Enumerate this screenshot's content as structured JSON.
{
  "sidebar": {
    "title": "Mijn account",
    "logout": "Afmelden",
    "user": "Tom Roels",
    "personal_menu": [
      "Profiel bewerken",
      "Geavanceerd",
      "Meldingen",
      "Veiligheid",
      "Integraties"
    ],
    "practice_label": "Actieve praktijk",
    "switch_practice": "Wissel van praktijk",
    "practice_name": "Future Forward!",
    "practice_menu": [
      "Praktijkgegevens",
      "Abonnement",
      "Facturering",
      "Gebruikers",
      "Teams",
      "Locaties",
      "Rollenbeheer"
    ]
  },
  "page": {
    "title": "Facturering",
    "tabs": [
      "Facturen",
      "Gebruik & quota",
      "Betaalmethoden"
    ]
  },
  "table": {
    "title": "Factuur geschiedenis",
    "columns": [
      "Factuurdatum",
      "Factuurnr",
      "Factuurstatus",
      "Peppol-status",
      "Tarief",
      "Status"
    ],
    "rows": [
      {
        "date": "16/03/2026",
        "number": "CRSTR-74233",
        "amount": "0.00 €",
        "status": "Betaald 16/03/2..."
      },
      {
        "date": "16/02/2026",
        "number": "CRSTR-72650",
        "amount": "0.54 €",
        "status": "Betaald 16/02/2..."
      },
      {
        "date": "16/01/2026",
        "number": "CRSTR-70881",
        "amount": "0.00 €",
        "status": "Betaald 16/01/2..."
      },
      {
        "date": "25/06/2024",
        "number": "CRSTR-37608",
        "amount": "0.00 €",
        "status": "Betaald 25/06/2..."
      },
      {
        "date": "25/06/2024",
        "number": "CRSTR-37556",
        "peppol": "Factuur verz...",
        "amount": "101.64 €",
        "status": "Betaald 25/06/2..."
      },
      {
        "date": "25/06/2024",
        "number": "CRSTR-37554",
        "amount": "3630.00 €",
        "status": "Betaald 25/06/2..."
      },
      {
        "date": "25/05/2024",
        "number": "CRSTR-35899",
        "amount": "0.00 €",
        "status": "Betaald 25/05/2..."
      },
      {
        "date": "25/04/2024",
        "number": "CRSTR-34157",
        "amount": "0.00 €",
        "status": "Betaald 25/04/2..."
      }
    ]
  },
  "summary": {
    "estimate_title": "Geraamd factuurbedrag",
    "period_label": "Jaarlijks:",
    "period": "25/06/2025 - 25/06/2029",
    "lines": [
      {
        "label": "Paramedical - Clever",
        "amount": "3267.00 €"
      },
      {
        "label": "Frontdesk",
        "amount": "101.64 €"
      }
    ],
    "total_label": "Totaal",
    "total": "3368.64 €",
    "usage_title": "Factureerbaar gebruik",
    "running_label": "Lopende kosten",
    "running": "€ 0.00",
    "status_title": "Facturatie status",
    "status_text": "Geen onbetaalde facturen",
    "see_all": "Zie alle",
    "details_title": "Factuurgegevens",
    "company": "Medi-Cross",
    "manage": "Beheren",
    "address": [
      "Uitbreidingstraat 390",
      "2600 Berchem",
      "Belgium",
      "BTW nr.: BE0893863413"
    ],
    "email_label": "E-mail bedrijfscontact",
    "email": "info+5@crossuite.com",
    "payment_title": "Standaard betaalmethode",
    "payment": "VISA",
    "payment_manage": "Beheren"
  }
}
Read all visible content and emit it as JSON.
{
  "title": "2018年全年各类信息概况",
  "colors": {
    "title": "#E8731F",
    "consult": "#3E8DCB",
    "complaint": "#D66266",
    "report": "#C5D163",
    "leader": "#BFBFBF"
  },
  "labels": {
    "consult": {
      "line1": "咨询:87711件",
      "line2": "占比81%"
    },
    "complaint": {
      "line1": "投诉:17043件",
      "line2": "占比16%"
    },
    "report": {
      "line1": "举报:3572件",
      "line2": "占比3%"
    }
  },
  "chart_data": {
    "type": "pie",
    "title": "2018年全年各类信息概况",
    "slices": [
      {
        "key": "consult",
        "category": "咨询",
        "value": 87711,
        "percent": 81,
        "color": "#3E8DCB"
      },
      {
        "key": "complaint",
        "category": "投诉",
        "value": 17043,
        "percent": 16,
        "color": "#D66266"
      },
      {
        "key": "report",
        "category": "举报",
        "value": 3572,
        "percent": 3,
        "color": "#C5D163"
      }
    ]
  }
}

□ □ □ □ □ □ □

Type the whole listing again, unaltered.

● Exercise response:
Enumerate this screenshot's content as structured JSON.
{
  "sidebar": {
    "title": "Mijn account",
    "logout": "Afmelden",
    "user": "Tom Roels",
    "personal_menu": [
      "Profiel bewerken",
      "Geavanceerd",
      "Meldingen",
      "Veiligheid",
      "Integraties"
    ],
    "practice_label": "Actieve praktijk",
    "switch_practice": "Wissel van praktijk",
    "practice_name": "Future Forward!",
    "practice_menu": [
      "Praktijkgegevens",
      "Abonnement",
      "Facturering",
      "Gebruikers",
      "Teams",
      "Locaties",
      "Rollenbeheer"
    ]
  },
  "page": {
    "title": "Facturering",
    "tabs": [
      "Facturen",
      "Gebruik & quota",
      "Betaalmethoden"
    ]
  },
  "table": {
    "title": "Factuur geschiedenis",
    "columns": [
      "Factuurdatum",
      "Factuurnr",
      "Factuurstatus",
      "Peppol-status",
      "Tarief",
      "Status"
    ],
    "rows": [
      {
        "date": "16/03/2026",
        "number": "CRSTR-74233",
        "amount": "0.00 €",
        "status": "Betaald 16/03/2..."
      },
      {
        "date": "16/02/2026",
        "number": "CRSTR-72650",
        "amount": "0.54 €",
        "status": "Betaald 16/02/2..."
      },
      {
        "date": "16/01/2026",
        "number": "CRSTR-70881",
        "amount": "0.00 €",
        "status": "Betaald 16/01/2..."
      },
      {
        "date": "25/06/2024",
        "number": "CRSTR-37608",
        "amount": "0.00 €",
        "status": "Betaald 25/06/2..."
      },
      {
        "date": "25/06/2024",
        "number": "CRSTR-37556",
        "peppol": "Factuur verz...",
        "amount": "101.64 €",
        "status": "Betaald 25/06/2..."
      },
      {
        "date": "25/06/2024",
        "number": "CRSTR-37554",
        "amount": "3630.00 €",
        "status": "Betaald 25/06/2..."
      },
      {
        "date": "25/05/2024",
        "number": "CRSTR-35899",
        "amount": "0.00 €",
        "status": "Betaald 25/05/2..."
      },
      {
        "date": "25/04/2024",
        "number": "CRSTR-34157",
        "amount": "0.00 €",
        "status": "Betaald 25/04/2..."
      }
    ]
  },
  "summary": {
    "estimate_title": "Geraamd factuurbedrag",
    "period_label": "Jaarlijks:",
    "period": "25/06/2025 - 25/06/2029",
    "lines": [
      {
        "label": "Paramedical - Clever",
        "amount": "3267.00 €"
      },
      {
        "label": "Frontdesk",
        "amount": "101.64 €"
      }
    ],
    "total_label": "Totaal",
    "total": "3368.64 €",
    "usage_title": "Factureerbaar gebruik",
    "running_label": "Lopende kosten",
    "running": "€ 0.00",
    "status_title": "Facturatie status",
    "status_text": "Geen onbetaalde facturen",
    "see_all": "Zie alle",
    "details_title": "Factuurgegevens",
    "company": "Medi-Cross",
    "manage": "Beheren",
    "address": [
      "Uitbreidingstraat 390",
      "2600 Berchem",
      "Belgium",
      "BTW nr.: BE0893863413"
    ],
    "email_label": "E-mail bedrijfscontact",
    "email": "info+5@crossuite.com",
    "payment_title": "Standaard betaalmethode",
    "payment": "VISA",
    "payment_manage": "Beheren"
  }
}
Read all visible content and emit it as JSON.
{
  "title": "2018年全年各类信息概况",
  "colors": {
    "title": "#E8731F",
    "consult": "#3E8DCB",
    "complaint": "#D66266",
    "report": "#C5D163",
    "leader": "#BFBFBF"
  },
  "labels": {
    "consult": {
      "line1": "咨询:87711件",
      "line2": "占比81%"
    },
    "complaint": {
      "line1": "投诉:17043件",
      "line2": "占比16%"
    },
    "report": {
      "line1": "举报:3572件",
      "line2": "占比3%"
    }
  },
  "chart_data": {
    "type": "pie",
    "title": "2018年全年各类信息概况",
    "slices": [
      {
        "key": "consult",
        "category": "咨询",
        "value": 87711,
        "percent": 81,
        "color": "#3E8DCB"
      },
      {
        "key": "complaint",
        "category": "投诉",
        "value": 17043,
        "percent": 16,
        "color": "#D66266"
      },
      {
        "key": "report",
        "category": "举报",
        "value": 3572,
        "percent": 3,
        "color": "#C5D163"
      }
    ]
  }
}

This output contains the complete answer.